• WHAT IS NEEDED
Pull out each line in the items below that contains the string "surplus".

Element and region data

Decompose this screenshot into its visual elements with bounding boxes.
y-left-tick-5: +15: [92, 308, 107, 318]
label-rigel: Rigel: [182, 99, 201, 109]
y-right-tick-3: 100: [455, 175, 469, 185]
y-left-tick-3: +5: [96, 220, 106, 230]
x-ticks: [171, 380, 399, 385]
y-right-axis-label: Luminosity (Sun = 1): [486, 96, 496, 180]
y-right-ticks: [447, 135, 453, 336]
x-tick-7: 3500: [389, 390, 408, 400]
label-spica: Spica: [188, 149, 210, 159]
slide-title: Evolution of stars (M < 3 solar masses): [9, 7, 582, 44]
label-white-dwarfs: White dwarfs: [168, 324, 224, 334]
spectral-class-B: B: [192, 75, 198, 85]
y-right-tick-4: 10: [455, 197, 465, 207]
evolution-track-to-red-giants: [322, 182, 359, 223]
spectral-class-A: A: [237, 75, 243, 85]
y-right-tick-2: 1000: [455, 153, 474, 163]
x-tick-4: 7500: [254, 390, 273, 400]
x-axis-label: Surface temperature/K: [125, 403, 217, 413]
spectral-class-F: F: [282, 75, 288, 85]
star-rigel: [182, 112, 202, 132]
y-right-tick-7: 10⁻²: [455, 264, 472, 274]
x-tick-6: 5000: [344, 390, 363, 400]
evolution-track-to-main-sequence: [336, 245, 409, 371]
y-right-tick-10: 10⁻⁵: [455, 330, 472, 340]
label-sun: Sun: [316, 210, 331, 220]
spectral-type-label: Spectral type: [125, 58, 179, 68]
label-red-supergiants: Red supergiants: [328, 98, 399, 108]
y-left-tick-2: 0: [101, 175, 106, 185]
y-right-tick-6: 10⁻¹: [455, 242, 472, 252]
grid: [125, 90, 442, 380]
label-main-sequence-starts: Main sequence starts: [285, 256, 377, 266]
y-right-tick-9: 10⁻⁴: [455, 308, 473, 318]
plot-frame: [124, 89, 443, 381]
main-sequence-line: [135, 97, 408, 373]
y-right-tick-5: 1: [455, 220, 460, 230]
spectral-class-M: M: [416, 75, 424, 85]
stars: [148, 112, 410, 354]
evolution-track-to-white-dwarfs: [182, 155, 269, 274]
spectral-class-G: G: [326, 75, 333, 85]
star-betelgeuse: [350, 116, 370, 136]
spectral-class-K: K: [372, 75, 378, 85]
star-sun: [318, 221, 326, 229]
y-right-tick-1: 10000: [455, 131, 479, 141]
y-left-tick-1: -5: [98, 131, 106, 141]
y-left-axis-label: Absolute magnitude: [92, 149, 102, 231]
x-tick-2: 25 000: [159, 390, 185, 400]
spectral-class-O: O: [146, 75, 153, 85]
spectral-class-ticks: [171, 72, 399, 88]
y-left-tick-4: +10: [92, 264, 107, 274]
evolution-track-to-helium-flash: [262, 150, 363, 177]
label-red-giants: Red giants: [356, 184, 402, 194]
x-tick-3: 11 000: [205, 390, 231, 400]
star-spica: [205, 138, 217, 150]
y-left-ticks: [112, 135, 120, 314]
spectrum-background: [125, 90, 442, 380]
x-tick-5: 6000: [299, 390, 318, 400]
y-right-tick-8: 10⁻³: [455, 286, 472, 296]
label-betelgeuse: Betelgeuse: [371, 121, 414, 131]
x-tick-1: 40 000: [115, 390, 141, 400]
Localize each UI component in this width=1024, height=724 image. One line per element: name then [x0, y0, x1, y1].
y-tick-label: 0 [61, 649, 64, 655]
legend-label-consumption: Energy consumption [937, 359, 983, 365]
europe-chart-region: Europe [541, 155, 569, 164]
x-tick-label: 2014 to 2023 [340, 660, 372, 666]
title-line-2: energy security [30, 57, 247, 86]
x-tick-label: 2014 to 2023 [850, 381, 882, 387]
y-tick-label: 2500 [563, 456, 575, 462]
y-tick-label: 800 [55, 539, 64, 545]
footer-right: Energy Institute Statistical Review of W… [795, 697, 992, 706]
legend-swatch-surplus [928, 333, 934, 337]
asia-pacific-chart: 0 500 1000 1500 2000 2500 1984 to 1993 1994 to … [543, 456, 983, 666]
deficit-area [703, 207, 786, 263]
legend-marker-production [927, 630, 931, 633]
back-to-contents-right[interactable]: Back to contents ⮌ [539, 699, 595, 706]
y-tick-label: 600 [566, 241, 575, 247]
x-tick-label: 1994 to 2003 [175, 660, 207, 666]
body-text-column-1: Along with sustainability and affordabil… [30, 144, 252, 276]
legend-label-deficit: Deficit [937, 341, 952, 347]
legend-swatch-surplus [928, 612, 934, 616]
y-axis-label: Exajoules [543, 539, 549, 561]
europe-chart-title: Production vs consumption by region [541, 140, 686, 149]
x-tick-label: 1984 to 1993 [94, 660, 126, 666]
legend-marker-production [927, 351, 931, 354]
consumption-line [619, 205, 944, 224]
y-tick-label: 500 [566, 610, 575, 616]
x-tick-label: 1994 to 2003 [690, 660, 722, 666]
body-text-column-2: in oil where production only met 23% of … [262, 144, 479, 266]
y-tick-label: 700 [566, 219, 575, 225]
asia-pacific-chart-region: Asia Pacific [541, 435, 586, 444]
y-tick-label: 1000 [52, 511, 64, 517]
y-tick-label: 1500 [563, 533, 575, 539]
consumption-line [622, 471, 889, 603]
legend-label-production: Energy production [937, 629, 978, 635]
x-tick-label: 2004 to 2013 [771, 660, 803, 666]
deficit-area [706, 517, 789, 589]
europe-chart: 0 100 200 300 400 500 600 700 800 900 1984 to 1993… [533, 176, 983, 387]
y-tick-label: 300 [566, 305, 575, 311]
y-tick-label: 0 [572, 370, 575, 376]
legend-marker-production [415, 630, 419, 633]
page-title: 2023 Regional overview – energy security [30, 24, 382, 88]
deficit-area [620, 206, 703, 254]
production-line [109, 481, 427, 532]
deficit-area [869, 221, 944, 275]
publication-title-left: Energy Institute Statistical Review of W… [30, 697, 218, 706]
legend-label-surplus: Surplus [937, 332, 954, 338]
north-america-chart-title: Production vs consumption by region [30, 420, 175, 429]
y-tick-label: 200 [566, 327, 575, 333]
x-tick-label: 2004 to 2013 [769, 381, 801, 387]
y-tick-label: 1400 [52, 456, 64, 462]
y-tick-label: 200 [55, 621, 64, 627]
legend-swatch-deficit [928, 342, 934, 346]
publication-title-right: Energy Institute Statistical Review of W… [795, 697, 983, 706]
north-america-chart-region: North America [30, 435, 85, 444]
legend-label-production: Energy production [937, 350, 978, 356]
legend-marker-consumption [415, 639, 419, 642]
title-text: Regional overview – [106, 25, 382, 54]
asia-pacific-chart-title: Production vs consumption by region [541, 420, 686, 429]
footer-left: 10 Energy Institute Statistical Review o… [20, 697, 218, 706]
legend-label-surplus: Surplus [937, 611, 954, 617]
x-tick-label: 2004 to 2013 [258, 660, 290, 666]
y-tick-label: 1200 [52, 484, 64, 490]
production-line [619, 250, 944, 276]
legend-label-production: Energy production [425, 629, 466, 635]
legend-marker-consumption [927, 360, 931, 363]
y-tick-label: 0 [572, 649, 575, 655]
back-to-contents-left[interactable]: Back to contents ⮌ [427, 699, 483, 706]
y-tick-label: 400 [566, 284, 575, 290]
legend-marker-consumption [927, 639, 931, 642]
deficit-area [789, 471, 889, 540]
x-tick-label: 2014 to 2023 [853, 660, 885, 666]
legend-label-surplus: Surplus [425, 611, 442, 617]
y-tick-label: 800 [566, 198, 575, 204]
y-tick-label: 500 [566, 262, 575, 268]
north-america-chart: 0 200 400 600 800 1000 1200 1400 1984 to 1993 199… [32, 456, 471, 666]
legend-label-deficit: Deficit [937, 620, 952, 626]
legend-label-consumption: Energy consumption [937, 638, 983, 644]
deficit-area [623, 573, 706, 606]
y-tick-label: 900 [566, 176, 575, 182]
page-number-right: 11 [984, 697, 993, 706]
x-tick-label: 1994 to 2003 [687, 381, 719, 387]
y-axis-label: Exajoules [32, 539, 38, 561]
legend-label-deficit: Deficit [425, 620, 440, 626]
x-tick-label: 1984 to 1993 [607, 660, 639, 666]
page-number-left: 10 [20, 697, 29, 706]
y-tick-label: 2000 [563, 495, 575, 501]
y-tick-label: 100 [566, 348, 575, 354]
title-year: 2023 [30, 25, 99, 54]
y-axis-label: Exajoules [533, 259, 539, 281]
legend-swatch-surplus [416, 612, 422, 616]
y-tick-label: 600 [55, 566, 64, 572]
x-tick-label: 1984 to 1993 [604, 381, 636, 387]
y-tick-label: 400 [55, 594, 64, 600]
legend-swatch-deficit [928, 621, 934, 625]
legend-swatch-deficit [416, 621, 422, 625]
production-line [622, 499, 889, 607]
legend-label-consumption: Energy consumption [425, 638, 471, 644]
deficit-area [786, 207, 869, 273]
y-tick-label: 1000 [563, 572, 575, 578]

• SOLUTION FOR THIS TASK
legend-swatch-surplus [928, 333, 934, 337]
legend-swatch-surplus [928, 612, 934, 616]
legend-label-surplus: Surplus [937, 332, 954, 338]
legend-label-surplus: Surplus [937, 611, 954, 617]
legend-label-surplus: Surplus [425, 611, 442, 617]
legend-swatch-surplus [416, 612, 422, 616]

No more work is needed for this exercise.